### Source extract
<<<<
Over the years, numerous prior arts and research-based advancements have received various methodologies, whose systems and strategies have been revealed for limiting the toxic gases emitted from oil refineries. The catalytic cracking methods of crude oils resulting in the separation of hydrocarbons and also techniques for desulfurization, and de-nitrification of crude oil have been previously studied by researchers. In various prior arts, conventional technologies were based on the hydro-cracking process of low-quality feed oil or crude oil. These processes undergo hydro-treatment reactions using several kinds of catalysts. The domestic hydro-cracking technology also received a large-scale industrial application. However, the hydro-cracking of a wide range of crude materials yields fuels of superior quality and other synthetic chemical crude materials. The hydro-cracking process and innovation became increasingly more thoughtful regarding the world's eminent crude oil owners and industries. Subsequently, many prior arts disclose the hydro-treating catalyst in the presence of hydrogen, kerosene, and gas oil. Some of the prior arts describe processes that involve the hydro-refining of any of the oil mixture of kerosene and gas oil and further purification done by hydrogenation using the same hydro-treating catalyst. In the early 1940s, another technique came under the knowledge which incorporated the alkylation process by using various catalysts to refine petrochemical feedstock to increase gasoline yields and to improve fuel characteristics.
>>>>
### Exercise data
<<<<
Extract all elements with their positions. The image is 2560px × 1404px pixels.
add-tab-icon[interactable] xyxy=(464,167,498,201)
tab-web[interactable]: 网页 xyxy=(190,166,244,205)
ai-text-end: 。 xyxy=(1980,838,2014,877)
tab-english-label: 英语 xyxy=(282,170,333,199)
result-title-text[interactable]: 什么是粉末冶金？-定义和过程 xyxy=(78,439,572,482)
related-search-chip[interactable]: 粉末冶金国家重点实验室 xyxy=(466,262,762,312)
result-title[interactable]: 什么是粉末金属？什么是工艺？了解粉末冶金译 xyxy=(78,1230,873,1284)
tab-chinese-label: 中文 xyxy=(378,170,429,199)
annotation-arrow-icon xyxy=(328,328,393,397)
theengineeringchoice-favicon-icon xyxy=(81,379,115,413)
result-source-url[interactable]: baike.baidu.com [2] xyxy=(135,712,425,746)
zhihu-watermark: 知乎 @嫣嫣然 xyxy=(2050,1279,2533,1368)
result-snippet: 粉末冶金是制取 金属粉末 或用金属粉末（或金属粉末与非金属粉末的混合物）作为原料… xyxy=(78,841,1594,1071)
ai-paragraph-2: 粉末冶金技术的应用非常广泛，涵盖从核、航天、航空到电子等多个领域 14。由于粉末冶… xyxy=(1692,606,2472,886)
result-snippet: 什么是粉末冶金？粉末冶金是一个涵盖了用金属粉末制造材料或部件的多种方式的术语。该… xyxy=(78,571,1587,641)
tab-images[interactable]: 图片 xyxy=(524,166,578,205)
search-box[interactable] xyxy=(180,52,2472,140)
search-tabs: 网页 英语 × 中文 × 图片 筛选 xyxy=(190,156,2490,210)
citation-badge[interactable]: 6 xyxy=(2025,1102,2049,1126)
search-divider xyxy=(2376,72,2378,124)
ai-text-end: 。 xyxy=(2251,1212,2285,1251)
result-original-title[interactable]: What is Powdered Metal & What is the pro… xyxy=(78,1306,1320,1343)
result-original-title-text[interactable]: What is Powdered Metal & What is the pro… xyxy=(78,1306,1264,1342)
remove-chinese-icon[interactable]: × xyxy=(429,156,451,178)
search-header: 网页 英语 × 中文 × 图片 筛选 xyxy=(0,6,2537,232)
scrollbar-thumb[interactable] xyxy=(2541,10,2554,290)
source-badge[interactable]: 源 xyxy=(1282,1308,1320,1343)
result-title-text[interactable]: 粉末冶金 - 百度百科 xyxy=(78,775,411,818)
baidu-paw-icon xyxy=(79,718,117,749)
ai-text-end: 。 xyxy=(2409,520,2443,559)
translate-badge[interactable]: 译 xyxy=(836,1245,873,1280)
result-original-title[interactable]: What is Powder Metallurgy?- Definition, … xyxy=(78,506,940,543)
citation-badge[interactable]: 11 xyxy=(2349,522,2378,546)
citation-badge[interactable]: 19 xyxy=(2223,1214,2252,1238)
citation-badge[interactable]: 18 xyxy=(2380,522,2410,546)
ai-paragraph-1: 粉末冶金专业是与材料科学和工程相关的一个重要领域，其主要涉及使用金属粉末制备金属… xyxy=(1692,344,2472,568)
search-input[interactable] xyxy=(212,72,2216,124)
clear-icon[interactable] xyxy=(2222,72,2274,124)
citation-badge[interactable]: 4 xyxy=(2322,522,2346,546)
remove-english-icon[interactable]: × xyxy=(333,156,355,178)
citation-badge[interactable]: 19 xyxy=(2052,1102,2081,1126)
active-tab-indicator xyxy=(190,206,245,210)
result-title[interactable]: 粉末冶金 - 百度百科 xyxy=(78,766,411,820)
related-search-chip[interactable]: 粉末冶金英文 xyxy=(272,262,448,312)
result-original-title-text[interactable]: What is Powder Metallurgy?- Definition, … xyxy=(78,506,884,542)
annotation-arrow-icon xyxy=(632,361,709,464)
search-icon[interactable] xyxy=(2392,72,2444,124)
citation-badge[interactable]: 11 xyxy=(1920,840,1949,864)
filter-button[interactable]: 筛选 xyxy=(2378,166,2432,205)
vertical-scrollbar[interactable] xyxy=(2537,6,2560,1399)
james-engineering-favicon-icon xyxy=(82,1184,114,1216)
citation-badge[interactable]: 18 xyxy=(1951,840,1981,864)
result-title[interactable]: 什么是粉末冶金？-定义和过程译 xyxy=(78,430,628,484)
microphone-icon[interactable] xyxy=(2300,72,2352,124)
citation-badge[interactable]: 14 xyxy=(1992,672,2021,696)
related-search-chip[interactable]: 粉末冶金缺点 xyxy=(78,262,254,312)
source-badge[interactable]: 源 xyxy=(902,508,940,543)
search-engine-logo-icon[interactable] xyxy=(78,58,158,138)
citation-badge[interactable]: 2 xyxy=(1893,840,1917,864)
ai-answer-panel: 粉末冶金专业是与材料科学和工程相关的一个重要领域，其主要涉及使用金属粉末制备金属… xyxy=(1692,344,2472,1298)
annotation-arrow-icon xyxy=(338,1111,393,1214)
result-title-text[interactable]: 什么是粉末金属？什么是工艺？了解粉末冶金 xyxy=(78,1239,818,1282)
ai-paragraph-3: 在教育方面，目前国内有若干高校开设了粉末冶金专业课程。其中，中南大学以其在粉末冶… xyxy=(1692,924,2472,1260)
>>>>
### List of tasks
a - In the passage on refinery processes, when did the alkylation technique become known?
b - Carry on the passage on refinery processes, starting right after its last sentence.
The listing is separate material unrelated to the passage on refinery processes.

### Responses for each task
a - In the early 1940s.

b -
In one of the closest prior art, US2006/0231462A1 which relates to a method and apparatus for improving crude oil using filtration media and pressure application for forcing the crude oil through the filter where cavitation is created. Specifically, it includes a pneumatic pressure source that transports crude into a separator. As the crude passes through the filtration media, it experiences cavitation effects. The cavitation effects impart mechanical and thermal energy that assists in breaking or cracking the hydrocarbons into more valuable lighter hydrocarbons. The cavitation is produced during a backflow of the crude oil through the filter, further forcing the crude oil through a series of filters. In one aspect, the invention transforms crude oil having an API gravity of 26 into crude oil having an API gravity of 35. The process entails improving crude oil filtration where successively the waste residuum is ejected from the crude oil. The system for improving crude oil using filtration media exerts a pressure differential between 150 and 300 psi depending on the viscosity of the fluid involved, which must be reduced.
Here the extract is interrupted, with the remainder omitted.